## Material provided
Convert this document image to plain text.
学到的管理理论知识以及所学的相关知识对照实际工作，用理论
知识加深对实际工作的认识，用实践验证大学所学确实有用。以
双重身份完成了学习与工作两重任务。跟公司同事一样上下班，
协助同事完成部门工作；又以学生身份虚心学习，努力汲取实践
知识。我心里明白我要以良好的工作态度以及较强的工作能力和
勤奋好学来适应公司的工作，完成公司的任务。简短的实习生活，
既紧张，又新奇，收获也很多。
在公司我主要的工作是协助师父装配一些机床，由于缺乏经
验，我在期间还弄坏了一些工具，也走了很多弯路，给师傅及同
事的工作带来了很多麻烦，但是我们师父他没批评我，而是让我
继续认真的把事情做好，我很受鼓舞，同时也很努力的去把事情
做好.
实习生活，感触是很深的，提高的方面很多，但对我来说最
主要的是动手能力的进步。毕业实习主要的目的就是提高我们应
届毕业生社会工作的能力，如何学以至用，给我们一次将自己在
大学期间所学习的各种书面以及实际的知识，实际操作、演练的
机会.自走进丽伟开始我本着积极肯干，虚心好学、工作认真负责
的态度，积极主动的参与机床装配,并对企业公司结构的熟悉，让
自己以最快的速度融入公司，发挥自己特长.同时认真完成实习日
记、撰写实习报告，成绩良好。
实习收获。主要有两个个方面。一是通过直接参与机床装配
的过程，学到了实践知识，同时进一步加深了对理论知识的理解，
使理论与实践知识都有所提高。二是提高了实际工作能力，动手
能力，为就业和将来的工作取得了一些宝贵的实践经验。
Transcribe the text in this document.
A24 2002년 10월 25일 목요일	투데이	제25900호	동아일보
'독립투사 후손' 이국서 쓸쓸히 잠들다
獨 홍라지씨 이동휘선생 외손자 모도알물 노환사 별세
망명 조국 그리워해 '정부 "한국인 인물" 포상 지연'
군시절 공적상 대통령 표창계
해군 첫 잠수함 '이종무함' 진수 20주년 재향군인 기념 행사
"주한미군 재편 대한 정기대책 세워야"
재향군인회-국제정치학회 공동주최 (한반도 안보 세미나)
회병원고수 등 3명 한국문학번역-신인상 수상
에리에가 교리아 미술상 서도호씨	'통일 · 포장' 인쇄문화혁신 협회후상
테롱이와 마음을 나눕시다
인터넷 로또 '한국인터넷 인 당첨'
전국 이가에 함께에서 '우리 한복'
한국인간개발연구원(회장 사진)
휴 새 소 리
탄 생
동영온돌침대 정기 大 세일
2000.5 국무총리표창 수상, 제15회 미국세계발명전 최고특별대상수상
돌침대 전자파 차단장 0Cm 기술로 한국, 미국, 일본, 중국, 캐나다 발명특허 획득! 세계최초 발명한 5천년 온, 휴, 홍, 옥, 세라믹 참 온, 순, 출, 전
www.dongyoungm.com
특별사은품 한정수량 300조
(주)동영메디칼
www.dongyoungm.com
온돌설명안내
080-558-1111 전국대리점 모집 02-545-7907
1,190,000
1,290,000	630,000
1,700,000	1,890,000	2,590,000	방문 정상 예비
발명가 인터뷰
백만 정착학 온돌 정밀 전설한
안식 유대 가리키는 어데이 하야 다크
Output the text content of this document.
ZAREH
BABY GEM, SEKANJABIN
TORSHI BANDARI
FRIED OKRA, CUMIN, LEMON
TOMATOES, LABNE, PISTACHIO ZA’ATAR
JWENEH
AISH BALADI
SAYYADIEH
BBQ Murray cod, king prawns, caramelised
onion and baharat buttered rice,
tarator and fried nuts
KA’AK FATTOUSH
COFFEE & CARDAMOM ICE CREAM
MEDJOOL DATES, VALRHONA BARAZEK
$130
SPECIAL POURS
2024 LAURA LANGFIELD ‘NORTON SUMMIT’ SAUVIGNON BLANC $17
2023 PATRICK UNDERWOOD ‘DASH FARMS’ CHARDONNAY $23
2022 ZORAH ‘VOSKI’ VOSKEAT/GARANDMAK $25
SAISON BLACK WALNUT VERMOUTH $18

## Requirement
Which lines of the material contain the string "this"? List each of them.

## Response to the exercise
Convert this document image to plain text.
Transcribe the text in this document.
Output the text content of this document.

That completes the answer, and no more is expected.